Dataset records on visual material ::
** Begin **
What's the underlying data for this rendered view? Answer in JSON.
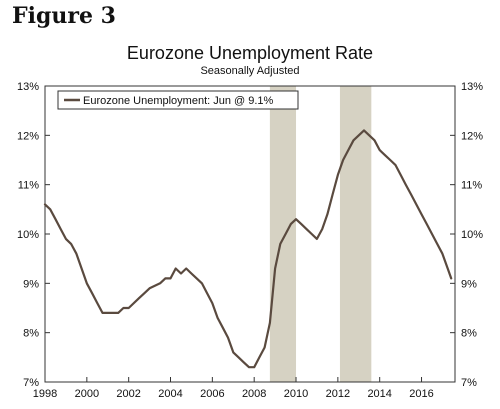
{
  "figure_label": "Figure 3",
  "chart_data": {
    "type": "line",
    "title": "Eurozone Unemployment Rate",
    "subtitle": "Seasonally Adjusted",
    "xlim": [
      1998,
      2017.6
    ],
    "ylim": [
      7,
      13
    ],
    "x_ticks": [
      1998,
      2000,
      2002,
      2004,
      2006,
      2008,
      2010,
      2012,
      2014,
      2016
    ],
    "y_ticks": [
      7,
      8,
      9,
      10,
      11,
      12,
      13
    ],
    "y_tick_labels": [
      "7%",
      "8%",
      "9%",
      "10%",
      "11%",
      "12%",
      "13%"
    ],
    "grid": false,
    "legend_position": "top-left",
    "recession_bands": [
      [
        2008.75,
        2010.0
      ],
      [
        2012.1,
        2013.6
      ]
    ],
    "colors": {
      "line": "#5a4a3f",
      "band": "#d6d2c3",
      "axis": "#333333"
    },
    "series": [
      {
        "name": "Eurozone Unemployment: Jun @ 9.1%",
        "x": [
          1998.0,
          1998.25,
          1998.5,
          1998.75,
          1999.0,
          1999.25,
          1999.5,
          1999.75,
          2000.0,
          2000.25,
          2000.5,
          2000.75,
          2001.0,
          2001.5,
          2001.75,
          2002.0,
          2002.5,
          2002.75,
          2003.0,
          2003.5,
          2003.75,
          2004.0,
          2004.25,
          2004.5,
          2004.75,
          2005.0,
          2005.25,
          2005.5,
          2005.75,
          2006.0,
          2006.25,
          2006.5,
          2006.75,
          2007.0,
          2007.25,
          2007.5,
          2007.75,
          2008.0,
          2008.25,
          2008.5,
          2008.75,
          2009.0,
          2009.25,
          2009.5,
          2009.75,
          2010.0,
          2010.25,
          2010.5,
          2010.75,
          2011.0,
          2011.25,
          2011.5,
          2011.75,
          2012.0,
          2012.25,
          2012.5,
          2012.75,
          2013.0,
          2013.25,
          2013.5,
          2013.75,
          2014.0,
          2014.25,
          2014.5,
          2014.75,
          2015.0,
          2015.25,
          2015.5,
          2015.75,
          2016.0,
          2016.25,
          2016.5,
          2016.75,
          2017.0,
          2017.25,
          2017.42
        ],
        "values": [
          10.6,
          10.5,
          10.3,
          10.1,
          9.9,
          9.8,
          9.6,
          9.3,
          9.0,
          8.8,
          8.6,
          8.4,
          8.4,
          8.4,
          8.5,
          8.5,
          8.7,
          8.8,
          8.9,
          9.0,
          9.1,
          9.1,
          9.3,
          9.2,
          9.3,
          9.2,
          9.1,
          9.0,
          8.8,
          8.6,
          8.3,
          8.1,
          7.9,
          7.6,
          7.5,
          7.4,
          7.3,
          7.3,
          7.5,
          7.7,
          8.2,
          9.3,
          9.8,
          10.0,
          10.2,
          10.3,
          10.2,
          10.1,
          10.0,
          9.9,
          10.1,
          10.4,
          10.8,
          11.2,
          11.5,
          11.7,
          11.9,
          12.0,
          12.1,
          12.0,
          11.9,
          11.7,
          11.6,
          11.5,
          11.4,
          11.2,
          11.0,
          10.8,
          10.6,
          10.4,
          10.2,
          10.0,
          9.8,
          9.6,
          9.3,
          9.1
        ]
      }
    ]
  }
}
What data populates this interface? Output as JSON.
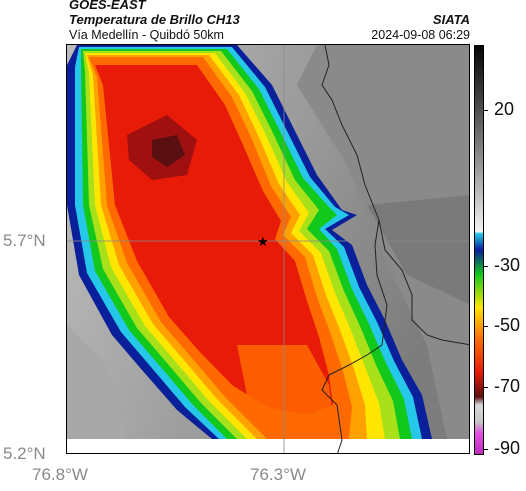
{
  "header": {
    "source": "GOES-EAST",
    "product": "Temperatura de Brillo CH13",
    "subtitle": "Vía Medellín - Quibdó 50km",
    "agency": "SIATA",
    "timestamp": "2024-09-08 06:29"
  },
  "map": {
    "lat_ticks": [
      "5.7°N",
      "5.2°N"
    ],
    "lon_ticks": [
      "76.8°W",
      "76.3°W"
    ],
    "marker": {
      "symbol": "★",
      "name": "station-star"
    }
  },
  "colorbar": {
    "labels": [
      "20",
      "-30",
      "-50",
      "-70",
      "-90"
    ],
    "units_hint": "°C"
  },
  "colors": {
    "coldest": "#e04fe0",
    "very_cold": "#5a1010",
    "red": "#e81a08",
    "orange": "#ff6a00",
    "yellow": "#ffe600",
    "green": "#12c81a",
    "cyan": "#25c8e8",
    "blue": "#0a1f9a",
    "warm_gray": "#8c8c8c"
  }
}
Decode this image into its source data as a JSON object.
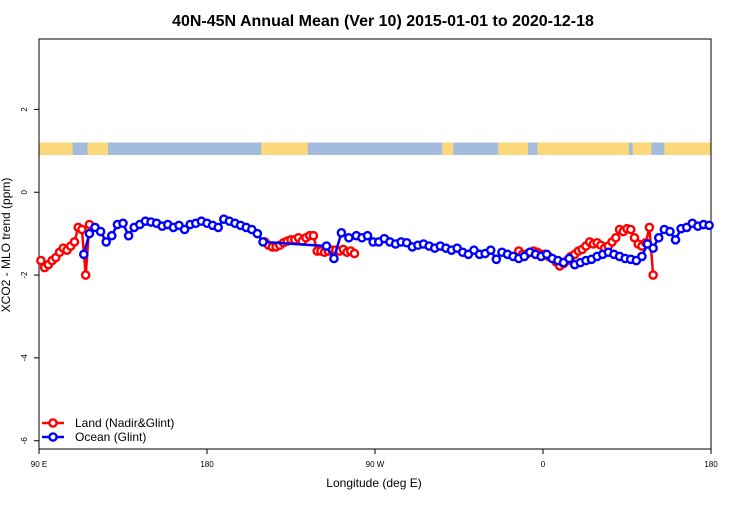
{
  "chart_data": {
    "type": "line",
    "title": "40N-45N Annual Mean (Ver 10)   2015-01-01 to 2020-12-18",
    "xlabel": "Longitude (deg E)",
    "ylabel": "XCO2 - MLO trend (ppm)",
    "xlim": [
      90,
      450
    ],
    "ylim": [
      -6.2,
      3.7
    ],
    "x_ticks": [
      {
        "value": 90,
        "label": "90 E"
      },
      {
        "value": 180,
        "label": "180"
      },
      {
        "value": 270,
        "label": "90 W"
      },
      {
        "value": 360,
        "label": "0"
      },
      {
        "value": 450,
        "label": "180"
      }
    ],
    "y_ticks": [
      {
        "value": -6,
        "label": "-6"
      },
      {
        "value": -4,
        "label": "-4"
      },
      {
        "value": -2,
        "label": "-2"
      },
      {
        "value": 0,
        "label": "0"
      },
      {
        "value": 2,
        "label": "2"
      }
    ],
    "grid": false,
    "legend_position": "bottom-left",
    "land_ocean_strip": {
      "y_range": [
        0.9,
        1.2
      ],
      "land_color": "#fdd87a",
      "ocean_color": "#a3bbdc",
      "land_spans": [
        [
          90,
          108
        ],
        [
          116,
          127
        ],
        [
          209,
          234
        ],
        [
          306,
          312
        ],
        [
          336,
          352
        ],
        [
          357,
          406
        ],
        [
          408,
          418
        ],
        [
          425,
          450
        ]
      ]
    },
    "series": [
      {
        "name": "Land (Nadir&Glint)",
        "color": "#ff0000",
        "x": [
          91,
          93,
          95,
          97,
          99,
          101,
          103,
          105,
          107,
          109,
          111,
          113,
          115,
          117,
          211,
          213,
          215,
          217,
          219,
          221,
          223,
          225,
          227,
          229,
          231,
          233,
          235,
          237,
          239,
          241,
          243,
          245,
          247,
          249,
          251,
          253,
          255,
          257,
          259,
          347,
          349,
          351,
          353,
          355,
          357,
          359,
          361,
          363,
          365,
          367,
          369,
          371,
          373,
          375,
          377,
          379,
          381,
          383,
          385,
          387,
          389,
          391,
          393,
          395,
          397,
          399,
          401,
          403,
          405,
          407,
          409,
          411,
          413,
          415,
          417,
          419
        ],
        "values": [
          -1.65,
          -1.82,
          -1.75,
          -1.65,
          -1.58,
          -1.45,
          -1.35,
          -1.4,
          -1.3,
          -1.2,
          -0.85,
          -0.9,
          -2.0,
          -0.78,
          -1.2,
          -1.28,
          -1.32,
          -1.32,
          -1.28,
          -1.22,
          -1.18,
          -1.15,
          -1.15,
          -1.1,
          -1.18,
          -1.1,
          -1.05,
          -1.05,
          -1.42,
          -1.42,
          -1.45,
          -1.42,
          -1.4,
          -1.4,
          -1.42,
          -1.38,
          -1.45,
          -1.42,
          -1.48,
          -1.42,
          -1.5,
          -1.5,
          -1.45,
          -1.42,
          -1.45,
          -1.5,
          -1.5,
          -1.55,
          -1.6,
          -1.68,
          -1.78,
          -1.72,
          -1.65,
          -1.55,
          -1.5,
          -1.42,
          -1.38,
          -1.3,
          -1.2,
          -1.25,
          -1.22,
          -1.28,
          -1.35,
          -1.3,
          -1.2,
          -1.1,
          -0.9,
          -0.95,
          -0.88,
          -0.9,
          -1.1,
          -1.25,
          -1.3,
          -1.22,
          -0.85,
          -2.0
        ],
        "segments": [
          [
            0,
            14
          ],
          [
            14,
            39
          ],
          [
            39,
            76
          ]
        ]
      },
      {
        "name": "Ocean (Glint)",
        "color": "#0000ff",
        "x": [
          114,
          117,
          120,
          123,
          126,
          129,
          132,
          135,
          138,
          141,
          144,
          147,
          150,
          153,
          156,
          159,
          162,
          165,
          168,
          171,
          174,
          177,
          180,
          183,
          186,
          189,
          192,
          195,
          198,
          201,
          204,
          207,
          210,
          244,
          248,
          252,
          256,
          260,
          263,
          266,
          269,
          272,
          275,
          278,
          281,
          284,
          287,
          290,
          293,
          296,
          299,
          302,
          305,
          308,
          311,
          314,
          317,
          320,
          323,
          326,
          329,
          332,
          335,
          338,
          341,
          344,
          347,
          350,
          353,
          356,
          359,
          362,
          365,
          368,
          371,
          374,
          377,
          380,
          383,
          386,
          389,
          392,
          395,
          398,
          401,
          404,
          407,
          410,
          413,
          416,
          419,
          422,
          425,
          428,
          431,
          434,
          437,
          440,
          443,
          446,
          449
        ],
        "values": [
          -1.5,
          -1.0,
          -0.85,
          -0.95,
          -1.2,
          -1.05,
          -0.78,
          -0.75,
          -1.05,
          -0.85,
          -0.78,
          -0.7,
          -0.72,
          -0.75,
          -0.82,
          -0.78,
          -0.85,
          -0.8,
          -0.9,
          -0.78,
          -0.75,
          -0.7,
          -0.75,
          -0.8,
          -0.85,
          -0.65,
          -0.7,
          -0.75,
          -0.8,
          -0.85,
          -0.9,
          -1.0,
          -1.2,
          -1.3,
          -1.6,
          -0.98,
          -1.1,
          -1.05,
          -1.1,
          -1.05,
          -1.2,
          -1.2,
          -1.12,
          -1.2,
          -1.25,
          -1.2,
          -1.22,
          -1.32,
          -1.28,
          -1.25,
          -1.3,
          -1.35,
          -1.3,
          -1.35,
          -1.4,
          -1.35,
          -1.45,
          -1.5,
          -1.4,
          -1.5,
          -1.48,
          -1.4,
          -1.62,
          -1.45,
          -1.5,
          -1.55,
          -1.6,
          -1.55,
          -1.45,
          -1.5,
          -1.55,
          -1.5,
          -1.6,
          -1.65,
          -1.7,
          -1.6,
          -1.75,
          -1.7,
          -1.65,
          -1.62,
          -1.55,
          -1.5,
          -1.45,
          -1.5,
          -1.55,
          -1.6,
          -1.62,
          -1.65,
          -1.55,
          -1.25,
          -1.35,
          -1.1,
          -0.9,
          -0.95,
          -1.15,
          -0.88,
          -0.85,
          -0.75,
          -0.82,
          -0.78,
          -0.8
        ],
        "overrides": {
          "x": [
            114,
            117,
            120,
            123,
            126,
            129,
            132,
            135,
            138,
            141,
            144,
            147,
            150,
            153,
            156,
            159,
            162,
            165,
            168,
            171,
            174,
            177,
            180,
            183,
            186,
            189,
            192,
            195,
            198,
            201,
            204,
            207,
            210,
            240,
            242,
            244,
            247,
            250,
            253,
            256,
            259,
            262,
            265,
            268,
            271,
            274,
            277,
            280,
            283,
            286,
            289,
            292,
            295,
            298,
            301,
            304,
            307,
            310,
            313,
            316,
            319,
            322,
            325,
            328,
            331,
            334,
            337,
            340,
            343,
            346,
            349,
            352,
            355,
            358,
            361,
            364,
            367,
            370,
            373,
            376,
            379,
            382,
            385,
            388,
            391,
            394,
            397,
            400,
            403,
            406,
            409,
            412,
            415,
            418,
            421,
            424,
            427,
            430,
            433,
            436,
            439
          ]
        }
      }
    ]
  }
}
** End **
** Begin **
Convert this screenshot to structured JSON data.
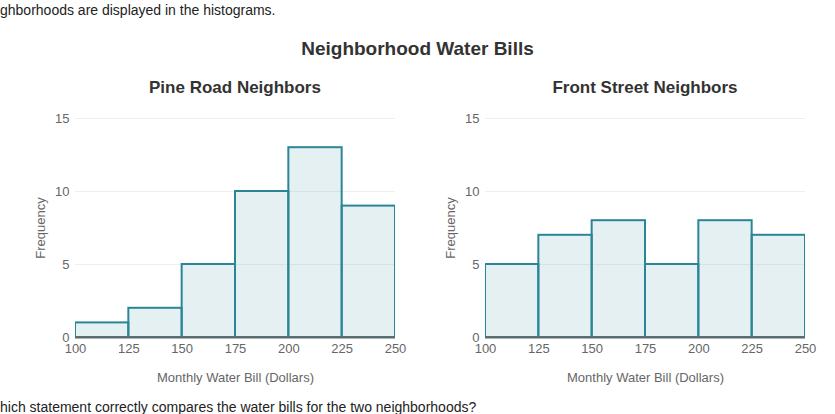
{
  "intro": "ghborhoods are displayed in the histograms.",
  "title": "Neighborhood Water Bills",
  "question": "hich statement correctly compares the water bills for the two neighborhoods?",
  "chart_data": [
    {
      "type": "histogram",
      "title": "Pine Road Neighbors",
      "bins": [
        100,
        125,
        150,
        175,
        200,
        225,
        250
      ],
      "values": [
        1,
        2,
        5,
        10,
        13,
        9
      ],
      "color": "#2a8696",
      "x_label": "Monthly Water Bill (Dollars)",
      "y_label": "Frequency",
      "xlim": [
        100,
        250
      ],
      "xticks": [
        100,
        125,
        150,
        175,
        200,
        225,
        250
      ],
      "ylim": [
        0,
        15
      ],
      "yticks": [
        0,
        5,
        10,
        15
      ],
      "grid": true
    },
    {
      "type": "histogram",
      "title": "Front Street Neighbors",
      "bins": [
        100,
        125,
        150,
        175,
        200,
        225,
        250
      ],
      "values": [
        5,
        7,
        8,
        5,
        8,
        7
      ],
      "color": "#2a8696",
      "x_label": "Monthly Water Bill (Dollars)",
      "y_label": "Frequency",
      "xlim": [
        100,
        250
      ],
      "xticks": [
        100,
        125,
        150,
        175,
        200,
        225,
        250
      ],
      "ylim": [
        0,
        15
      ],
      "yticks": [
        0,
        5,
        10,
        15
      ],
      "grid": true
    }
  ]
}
** End **
Exercise instructions :: Search the entries for the word "source", then list each line that holds it.

Answer for this exercise ::
    "source": "GOES-EAST",
Decode this image into its source data as a JSON object.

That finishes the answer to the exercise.